## SHORT TASK
Without omitting anything, return the records precisely as given.

Collected data:
▬▬▬▬▬▬▬▬▬▬
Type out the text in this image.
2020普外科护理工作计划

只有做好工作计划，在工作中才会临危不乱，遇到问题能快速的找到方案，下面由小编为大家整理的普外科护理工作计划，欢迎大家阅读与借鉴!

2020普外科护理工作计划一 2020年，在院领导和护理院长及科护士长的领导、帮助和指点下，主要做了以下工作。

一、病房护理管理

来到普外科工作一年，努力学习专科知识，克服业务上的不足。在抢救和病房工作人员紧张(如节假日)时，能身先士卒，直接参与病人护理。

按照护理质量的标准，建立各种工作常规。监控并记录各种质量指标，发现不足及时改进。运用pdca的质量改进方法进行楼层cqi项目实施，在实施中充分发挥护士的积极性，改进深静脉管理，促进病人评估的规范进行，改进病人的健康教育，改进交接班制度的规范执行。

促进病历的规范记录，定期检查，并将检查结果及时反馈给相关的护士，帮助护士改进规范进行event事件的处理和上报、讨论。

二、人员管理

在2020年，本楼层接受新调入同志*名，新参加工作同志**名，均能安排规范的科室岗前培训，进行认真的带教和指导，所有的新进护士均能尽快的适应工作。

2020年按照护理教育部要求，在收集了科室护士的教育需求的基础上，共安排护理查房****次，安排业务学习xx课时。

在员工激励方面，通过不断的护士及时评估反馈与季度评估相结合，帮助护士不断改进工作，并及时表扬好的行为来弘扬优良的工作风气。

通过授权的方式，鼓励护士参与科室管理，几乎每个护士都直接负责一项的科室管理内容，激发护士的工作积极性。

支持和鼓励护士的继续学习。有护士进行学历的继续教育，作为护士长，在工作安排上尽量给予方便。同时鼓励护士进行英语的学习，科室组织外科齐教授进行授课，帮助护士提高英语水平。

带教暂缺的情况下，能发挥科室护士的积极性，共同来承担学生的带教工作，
▬▬▬▬▬▬▬▬▬▬
## COMPLETE OUTPUT
Type out the text in this image.
2020普外科护理工作计划

只有做好工作计划，在工作中才会临危不乱，遇到问题能快速的找到方案，下面由小编为大家整理的普外科护理工作计划，欢迎大家阅读与借鉴!

2020普外科护理工作计划一 2020年，在院领导和护理院长及科护士长的领导、帮助和指点下，主要做了以下工作。

一、病房护理管理

来到普外科工作一年，努力学习专科知识，克服业务上的不足。在抢救和病房工作人员紧张(如节假日)时，能身先士卒，直接参与病人护理。

按照护理质量的标准，建立各种工作常规。监控并记录各种质量指标，发现不足及时改进。运用pdca的质量改进方法进行楼层cqi项目实施，在实施中充分发挥护士的积极性，改进深静脉管理，促进病人评估的规范进行，改进病人的健康教育，改进交接班制度的规范执行。

促进病历的规范记录，定期检查，并将检查结果及时反馈给相关的护士，帮助护士改进规范进行event事件的处理和上报、讨论。

二、人员管理

在2020年，本楼层接受新调入同志*名，新参加工作同志**名，均能安排规范的科室岗前培训，进行认真的带教和指导，所有的新进护士均能尽快的适应工作。

2020年按照护理教育部要求，在收集了科室护士的教育需求的基础上，共安排护理查房****次，安排业务学习xx课时。

在员工激励方面，通过不断的护士及时评估反馈与季度评估相结合，帮助护士不断改进工作，并及时表扬好的行为来弘扬优良的工作风气。

通过授权的方式，鼓励护士参与科室管理，几乎每个护士都直接负责一项的科室管理内容，激发护士的工作积极性。

支持和鼓励护士的继续学习。有护士进行学历的继续教育，作为护士长，在工作安排上尽量给予方便。同时鼓励护士进行英语的学习，科室组织外科齐教授进行授课，帮助护士提高英语水平。

带教暂缺的情况下，能发挥科室护士的积极性，共同来承担学生的带教工作，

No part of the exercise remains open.